> Work required
Your task is to reproduce the entries below word for word.

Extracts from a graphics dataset
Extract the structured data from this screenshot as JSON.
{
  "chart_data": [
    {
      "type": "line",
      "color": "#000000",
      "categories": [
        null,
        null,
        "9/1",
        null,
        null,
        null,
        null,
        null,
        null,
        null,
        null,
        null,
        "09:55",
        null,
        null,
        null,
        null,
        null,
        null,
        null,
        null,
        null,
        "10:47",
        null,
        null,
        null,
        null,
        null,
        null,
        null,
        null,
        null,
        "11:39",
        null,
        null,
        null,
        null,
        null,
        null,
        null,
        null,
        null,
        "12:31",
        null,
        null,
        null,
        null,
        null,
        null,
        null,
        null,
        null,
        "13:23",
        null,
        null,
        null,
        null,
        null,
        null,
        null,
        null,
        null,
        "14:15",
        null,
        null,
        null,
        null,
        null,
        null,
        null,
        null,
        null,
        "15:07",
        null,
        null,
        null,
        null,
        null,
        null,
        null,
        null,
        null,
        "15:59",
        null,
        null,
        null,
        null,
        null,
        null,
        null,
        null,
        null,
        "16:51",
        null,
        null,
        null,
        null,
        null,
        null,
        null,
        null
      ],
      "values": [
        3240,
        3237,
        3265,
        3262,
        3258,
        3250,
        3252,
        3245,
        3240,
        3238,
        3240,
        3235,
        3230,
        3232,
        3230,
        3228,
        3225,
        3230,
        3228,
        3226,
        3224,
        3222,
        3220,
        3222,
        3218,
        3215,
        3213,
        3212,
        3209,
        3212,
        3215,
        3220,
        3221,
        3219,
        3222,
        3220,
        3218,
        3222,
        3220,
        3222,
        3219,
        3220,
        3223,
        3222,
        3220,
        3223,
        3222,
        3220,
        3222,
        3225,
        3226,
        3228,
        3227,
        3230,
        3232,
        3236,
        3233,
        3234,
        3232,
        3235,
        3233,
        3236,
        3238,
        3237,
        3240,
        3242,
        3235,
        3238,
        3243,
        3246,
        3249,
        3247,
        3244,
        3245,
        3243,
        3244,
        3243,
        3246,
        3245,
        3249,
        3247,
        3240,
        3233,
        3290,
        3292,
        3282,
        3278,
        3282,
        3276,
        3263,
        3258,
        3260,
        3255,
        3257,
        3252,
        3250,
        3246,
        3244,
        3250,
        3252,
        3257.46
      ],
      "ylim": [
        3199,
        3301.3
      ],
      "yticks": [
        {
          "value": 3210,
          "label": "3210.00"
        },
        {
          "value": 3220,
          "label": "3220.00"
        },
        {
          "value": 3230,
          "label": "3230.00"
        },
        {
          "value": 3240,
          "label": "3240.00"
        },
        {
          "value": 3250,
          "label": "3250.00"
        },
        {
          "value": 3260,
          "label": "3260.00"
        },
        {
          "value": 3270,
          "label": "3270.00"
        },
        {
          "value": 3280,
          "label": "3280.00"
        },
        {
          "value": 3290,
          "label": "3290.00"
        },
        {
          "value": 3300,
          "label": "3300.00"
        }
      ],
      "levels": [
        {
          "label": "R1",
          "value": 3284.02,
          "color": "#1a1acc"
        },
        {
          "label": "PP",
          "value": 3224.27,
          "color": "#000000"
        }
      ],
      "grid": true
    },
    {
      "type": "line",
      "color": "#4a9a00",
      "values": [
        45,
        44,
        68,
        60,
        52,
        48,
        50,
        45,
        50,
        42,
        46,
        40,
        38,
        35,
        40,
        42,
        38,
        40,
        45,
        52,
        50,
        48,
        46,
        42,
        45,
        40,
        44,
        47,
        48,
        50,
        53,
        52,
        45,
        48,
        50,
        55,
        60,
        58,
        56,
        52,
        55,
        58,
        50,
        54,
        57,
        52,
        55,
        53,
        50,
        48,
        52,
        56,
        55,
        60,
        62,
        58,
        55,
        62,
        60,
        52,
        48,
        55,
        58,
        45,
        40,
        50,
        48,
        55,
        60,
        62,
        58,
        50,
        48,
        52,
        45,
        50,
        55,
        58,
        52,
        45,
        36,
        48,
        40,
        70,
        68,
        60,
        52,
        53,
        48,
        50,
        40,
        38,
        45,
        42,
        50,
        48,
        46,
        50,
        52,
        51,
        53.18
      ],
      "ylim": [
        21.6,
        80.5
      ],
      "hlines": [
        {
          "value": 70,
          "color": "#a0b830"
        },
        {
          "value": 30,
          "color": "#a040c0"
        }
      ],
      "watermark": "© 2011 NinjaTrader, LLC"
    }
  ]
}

> Task solution
Extract the structured data from this screenshot as JSON.
{
  "chart_data": [
    {
      "type": "line",
      "color": "#000000",
      "categories": [
        null,
        null,
        "9/1",
        null,
        null,
        null,
        null,
        null,
        null,
        null,
        null,
        null,
        "09:55",
        null,
        null,
        null,
        null,
        null,
        null,
        null,
        null,
        null,
        "10:47",
        null,
        null,
        null,
        null,
        null,
        null,
        null,
        null,
        null,
        "11:39",
        null,
        null,
        null,
        null,
        null,
        null,
        null,
        null,
        null,
        "12:31",
        null,
        null,
        null,
        null,
        null,
        null,
        null,
        null,
        null,
        "13:23",
        null,
        null,
        null,
        null,
        null,
        null,
        null,
        null,
        null,
        "14:15",
        null,
        null,
        null,
        null,
        null,
        null,
        null,
        null,
        null,
        "15:07",
        null,
        null,
        null,
        null,
        null,
        null,
        null,
        null,
        null,
        "15:59",
        null,
        null,
        null,
        null,
        null,
        null,
        null,
        null,
        null,
        "16:51",
        null,
        null,
        null,
        null,
        null,
        null,
        null,
        null
      ],
      "values": [
        3240,
        3237,
        3265,
        3262,
        3258,
        3250,
        3252,
        3245,
        3240,
        3238,
        3240,
        3235,
        3230,
        3232,
        3230,
        3228,
        3225,
        3230,
        3228,
        3226,
        3224,
        3222,
        3220,
        3222,
        3218,
        3215,
        3213,
        3212,
        3209,
        3212,
        3215,
        3220,
        3221,
        3219,
        3222,
        3220,
        3218,
        3222,
        3220,
        3222,
        3219,
        3220,
        3223,
        3222,
        3220,
        3223,
        3222,
        3220,
        3222,
        3225,
        3226,
        3228,
        3227,
        3230,
        3232,
        3236,
        3233,
        3234,
        3232,
        3235,
        3233,
        3236,
        3238,
        3237,
        3240,
        3242,
        3235,
        3238,
        3243,
        3246,
        3249,
        3247,
        3244,
        3245,
        3243,
        3244,
        3243,
        3246,
        3245,
        3249,
        3247,
        3240,
        3233,
        3290,
        3292,
        3282,
        3278,
        3282,
        3276,
        3263,
        3258,
        3260,
        3255,
        3257,
        3252,
        3250,
        3246,
        3244,
        3250,
        3252,
        3257.46
      ],
      "ylim": [
        3199,
        3301.3
      ],
      "yticks": [
        {
          "value": 3210,
          "label": "3210.00"
        },
        {
          "value": 3220,
          "label": "3220.00"
        },
        {
          "value": 3230,
          "label": "3230.00"
        },
        {
          "value": 3240,
          "label": "3240.00"
        },
        {
          "value": 3250,
          "label": "3250.00"
        },
        {
          "value": 3260,
          "label": "3260.00"
        },
        {
          "value": 3270,
          "label": "3270.00"
        },
        {
          "value": 3280,
          "label": "3280.00"
        },
        {
          "value": 3290,
          "label": "3290.00"
        },
        {
          "value": 3300,
          "label": "3300.00"
        }
      ],
      "levels": [
        {
          "label": "R1",
          "value": 3284.02,
          "color": "#1a1acc"
        },
        {
          "label": "PP",
          "value": 3224.27,
          "color": "#000000"
        }
      ],
      "grid": true
    },
    {
      "type": "line",
      "color": "#4a9a00",
      "values": [
        45,
        44,
        68,
        60,
        52,
        48,
        50,
        45,
        50,
        42,
        46,
        40,
        38,
        35,
        40,
        42,
        38,
        40,
        45,
        52,
        50,
        48,
        46,
        42,
        45,
        40,
        44,
        47,
        48,
        50,
        53,
        52,
        45,
        48,
        50,
        55,
        60,
        58,
        56,
        52,
        55,
        58,
        50,
        54,
        57,
        52,
        55,
        53,
        50,
        48,
        52,
        56,
        55,
        60,
        62,
        58,
        55,
        62,
        60,
        52,
        48,
        55,
        58,
        45,
        40,
        50,
        48,
        55,
        60,
        62,
        58,
        50,
        48,
        52,
        45,
        50,
        55,
        58,
        52,
        45,
        36,
        48,
        40,
        70,
        68,
        60,
        52,
        53,
        48,
        50,
        40,
        38,
        45,
        42,
        50,
        48,
        46,
        50,
        52,
        51,
        53.18
      ],
      "ylim": [
        21.6,
        80.5
      ],
      "hlines": [
        {
          "value": 70,
          "color": "#a0b830"
        },
        {
          "value": 30,
          "color": "#a040c0"
        }
      ],
      "watermark": "© 2011 NinjaTrader, LLC"
    }
  ]
}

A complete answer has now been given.